◆ WHAT IS BEING ASKED: Every record must be transcribed in its entirety, apart from the images, which are to be omitted.
# # # #
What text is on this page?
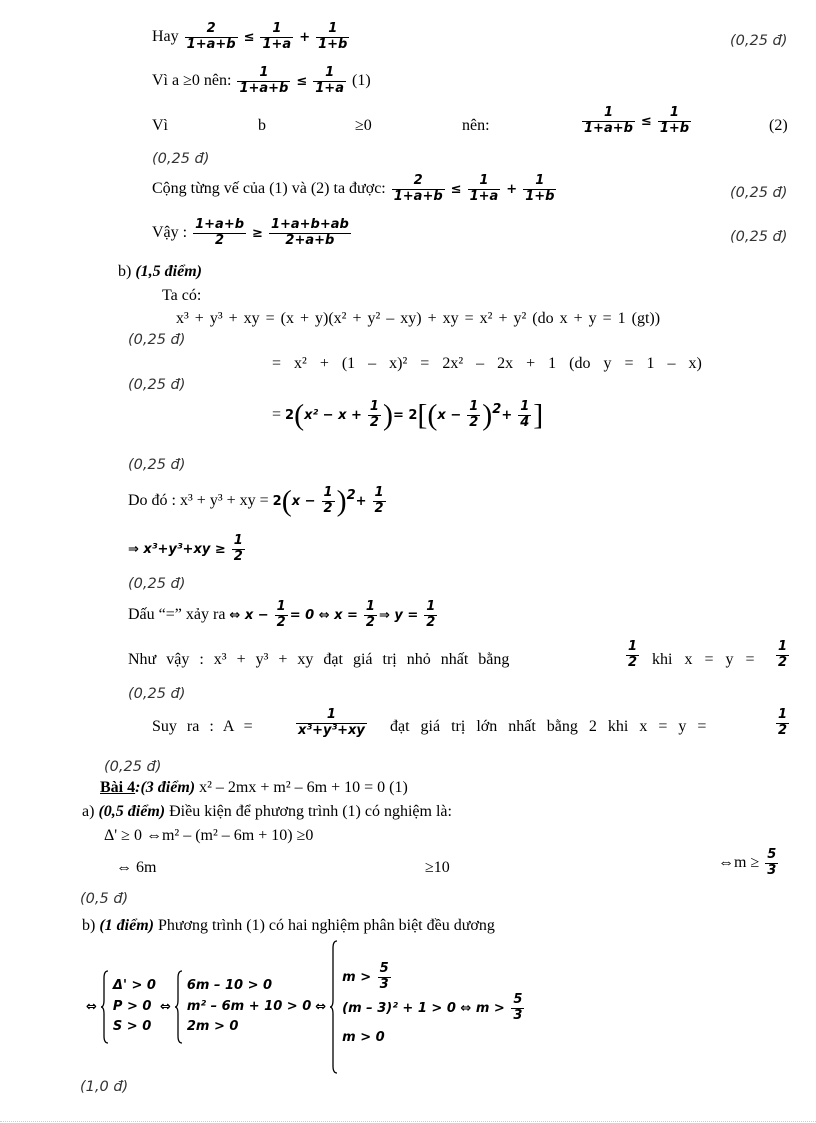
Hay $\frac{2}{1+a+b} \le \frac{1}{1+a} + \frac{1}{1+b}$	(0,25 đ)
Vì a ≥0 nên: $\frac{1}{1+a+b} \le \frac{1}{1+a} (1)$
Vì	b	≥0	nên:	$\frac{1}{1+a+b} \le \frac{1}{1+b}$	(2)
(0,25 đ)
Cộng từng vế của (1) và (2) ta được: $\frac{2}{1+a+b} \le \frac{1}{1+a} + \frac{1}{1+b}$	(0,25 đ)
Vậy : $\frac{1+a+b}{2} \ge \frac{1+a+b+ab}{2+a+b}$	(0,25 đ)
b) (1,5 điểm)
Ta có:
x³ + y³ + xy = (x + y)(x² + y² – xy) + xy = x² + y² (do x + y = 1 (gt))
(0,25 đ)
= x² + (1 – x)² = 2x² – 2x + 1 (do y = 1 – x)
(0,25 đ)
= $2(x^2 - x + \frac{1}{2}$ )= $2[(x - \frac{1}{2} )^2+ \frac{1}{4}$ ]
(0,25 đ)
Do đó : x³ + y³ + xy = $2(x - \frac{1}{2} )^2+ \frac{1}{2}$
⇒ $x^3+y^3+xy \ge \frac{1}{2}$
(0,25 đ)
Dấu “=” xảy ra ⇔ $x - \frac{1}{2} = 0$ ⇔ $x = \frac{1}{2}$ ⇒ $y = \frac{1}{2}$
Như vậy : x³ + y³ + xy đạt giá trị nhỏ nhất bằng	$\frac{1}{2}$ khi $x = y = \frac{1}{2}$
(0,25 đ)
Suy ra : A =	$\frac{1}{\text{x³+y³+xy}}$ đạt giá trị lớn nhất bằng 2 khi x = y =	$\frac{1}{2}$
(0,25 đ)
Bài 4:(3 điểm) x² – 2mx + m² – 6m + 10 = 0 (1)
a) (0,5 điểm) Điều kiện để phương trình (1) có nghiệm là:
Δ' ≥ 0 ⇔m² – (m² – 6m + 10) ≥0
⇔ 6m	≥10	⇔m ≥ $\frac{5}{3}$
(0,5 đ)
b) (1 điểm) Phương trình (1) có hai nghiệm phân biệt đều dương
⇔
Δ' > 0
P > 0
S > 0
⇔
6m – 10 > 0
m² – 6m + 10 > 0
2m > 0
⇔
$m > \frac{5}{3}$
(m – 3)² + 1 > 0 ⇔ $m > \frac{5}{3}$
m > 0
(1,0 đ)
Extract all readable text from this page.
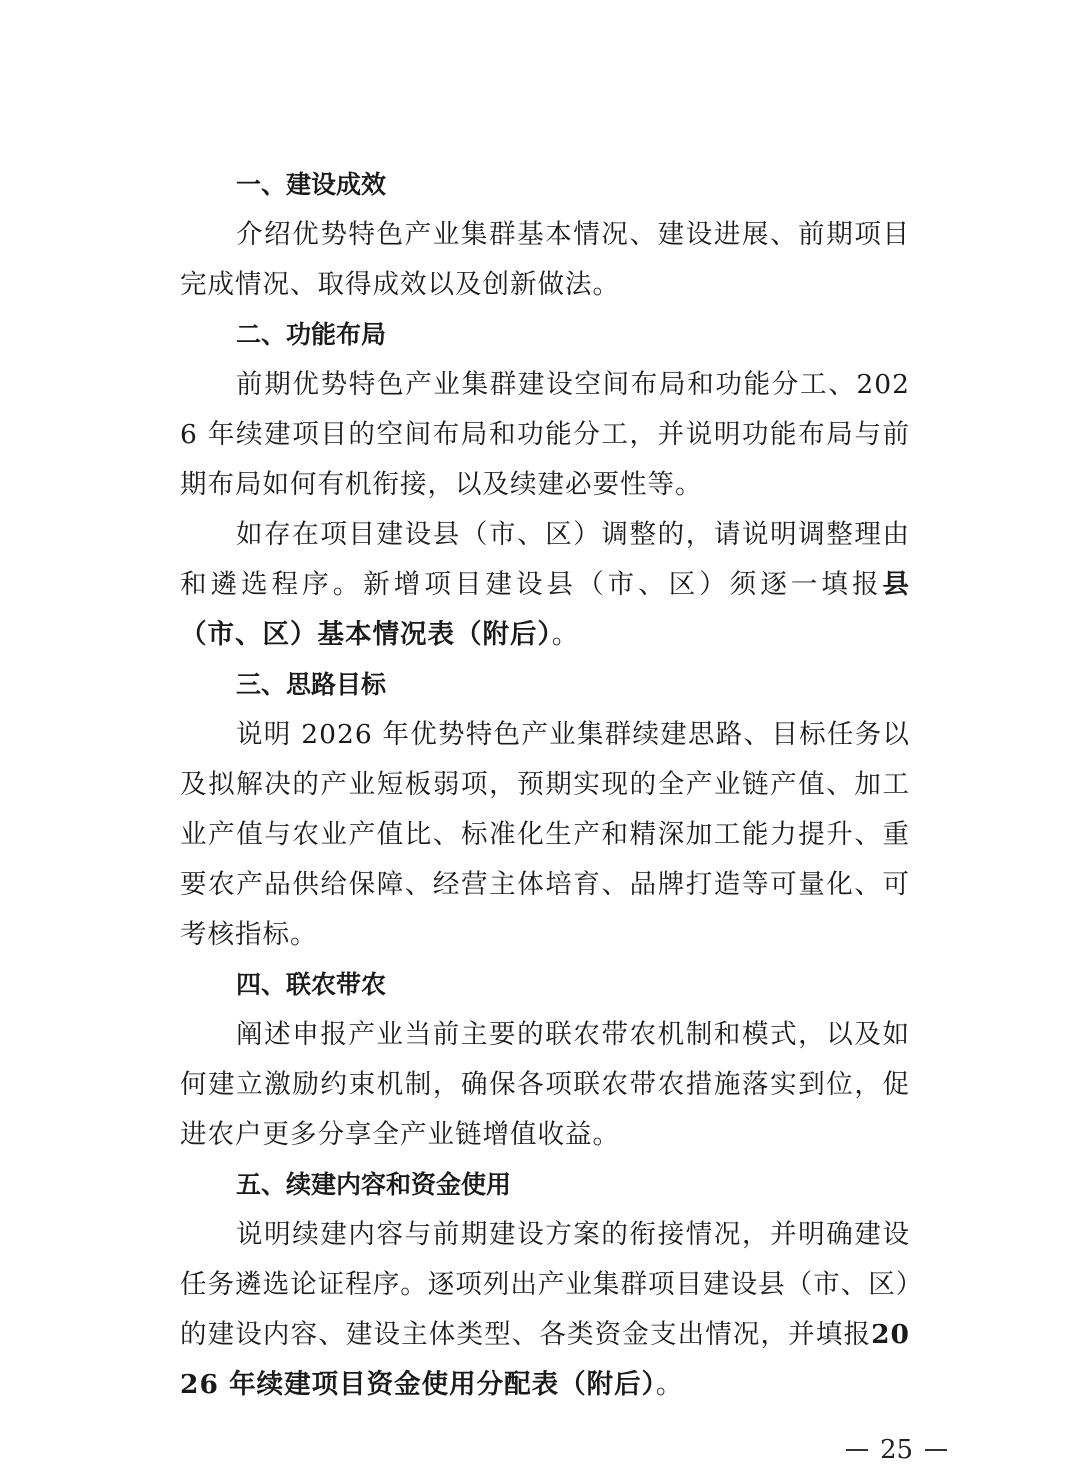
一、建设成效

介绍优势特色产业集群基本情况、建设进展、前期项目完成情况、取得成效以及创新做法。

二、功能布局

前期优势特色产业集群建设空间布局和功能分工、2026 年续建项目的空间布局和功能分工，并说明功能布局与前期布局如何有机衔接，以及续建必要性等。

如存在项目建设县（市、区）调整的，请说明调整理由和遴选程序。新增项目建设县（市、区）须逐一填报县（市、区）基本情况表（附后）。

三、思路目标

说明 2026 年优势特色产业集群续建思路、目标任务以及拟解决的产业短板弱项，预期实现的全产业链产值、加工业产值与农业产值比、标准化生产和精深加工能力提升、重要农产品供给保障、经营主体培育、品牌打造等可量化、可考核指标。

四、联农带农

阐述申报产业当前主要的联农带农机制和模式，以及如何建立激励约束机制，确保各项联农带农措施落实到位，促进农户更多分享全产业链增值收益。

五、续建内容和资金使用

说明续建内容与前期建设方案的衔接情况，并明确建设任务遴选论证程序。逐项列出产业集群项目建设县（市、区）的建设内容、建设主体类型、各类资金支出情况，并填报2026 年续建项目资金使用分配表（附后）。

25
# # # #
◆ FINAL ANSWER:
What text is on this page?
Hay $\frac{2}{1+a+b} \le \frac{1}{1+a} + \frac{1}{1+b}$	(0,25 đ)
Vì a ≥0 nên: $\frac{1}{1+a+b} \le \frac{1}{1+a} (1)$
Vì	b	≥0	nên:	$\frac{1}{1+a+b} \le \frac{1}{1+b}$	(2)
(0,25 đ)
Cộng từng vế của (1) và (2) ta được: $\frac{2}{1+a+b} \le \frac{1}{1+a} + \frac{1}{1+b}$	(0,25 đ)
Vậy : $\frac{1+a+b}{2} \ge \frac{1+a+b+ab}{2+a+b}$	(0,25 đ)
b) (1,5 điểm)
Ta có:
x³ + y³ + xy = (x + y)(x² + y² – xy) + xy = x² + y² (do x + y = 1 (gt))
(0,25 đ)
= x² + (1 – x)² = 2x² – 2x + 1 (do y = 1 – x)
(0,25 đ)
= $2(x^2 - x + \frac{1}{2}$ )= $2[(x - \frac{1}{2} )^2+ \frac{1}{4}$ ]
(0,25 đ)
Do đó : x³ + y³ + xy = $2(x - \frac{1}{2} )^2+ \frac{1}{2}$
⇒ $x^3+y^3+xy \ge \frac{1}{2}$
(0,25 đ)
Dấu “=” xảy ra ⇔ $x - \frac{1}{2} = 0$ ⇔ $x = \frac{1}{2}$ ⇒ $y = \frac{1}{2}$
Như vậy : x³ + y³ + xy đạt giá trị nhỏ nhất bằng	$\frac{1}{2}$ khi $x = y = \frac{1}{2}$
(0,25 đ)
Suy ra : A =	$\frac{1}{\text{x³+y³+xy}}$ đạt giá trị lớn nhất bằng 2 khi x = y =	$\frac{1}{2}$
(0,25 đ)
Bài 4:(3 điểm) x² – 2mx + m² – 6m + 10 = 0 (1)
a) (0,5 điểm) Điều kiện để phương trình (1) có nghiệm là:
Δ' ≥ 0 ⇔m² – (m² – 6m + 10) ≥0
⇔ 6m	≥10	⇔m ≥ $\frac{5}{3}$
(0,5 đ)
b) (1 điểm) Phương trình (1) có hai nghiệm phân biệt đều dương
⇔
Δ' > 0
P > 0
S > 0
⇔
6m – 10 > 0
m² – 6m + 10 > 0
2m > 0
⇔
$m > \frac{5}{3}$
(m – 3)² + 1 > 0 ⇔ $m > \frac{5}{3}$
m > 0
(1,0 đ)
Extract all readable text from this page.
一、建设成效

介绍优势特色产业集群基本情况、建设进展、前期项目完成情况、取得成效以及创新做法。

二、功能布局

前期优势特色产业集群建设空间布局和功能分工、2026 年续建项目的空间布局和功能分工，并说明功能布局与前期布局如何有机衔接，以及续建必要性等。

如存在项目建设县（市、区）调整的，请说明调整理由和遴选程序。新增项目建设县（市、区）须逐一填报县（市、区）基本情况表（附后）。

三、思路目标

说明 2026 年优势特色产业集群续建思路、目标任务以及拟解决的产业短板弱项，预期实现的全产业链产值、加工业产值与农业产值比、标准化生产和精深加工能力提升、重要农产品供给保障、经营主体培育、品牌打造等可量化、可考核指标。

四、联农带农

阐述申报产业当前主要的联农带农机制和模式，以及如何建立激励约束机制，确保各项联农带农措施落实到位，促进农户更多分享全产业链增值收益。

五、续建内容和资金使用

说明续建内容与前期建设方案的衔接情况，并明确建设任务遴选论证程序。逐项列出产业集群项目建设县（市、区）的建设内容、建设主体类型、各类资金支出情况，并填报2026 年续建项目资金使用分配表（附后）。

25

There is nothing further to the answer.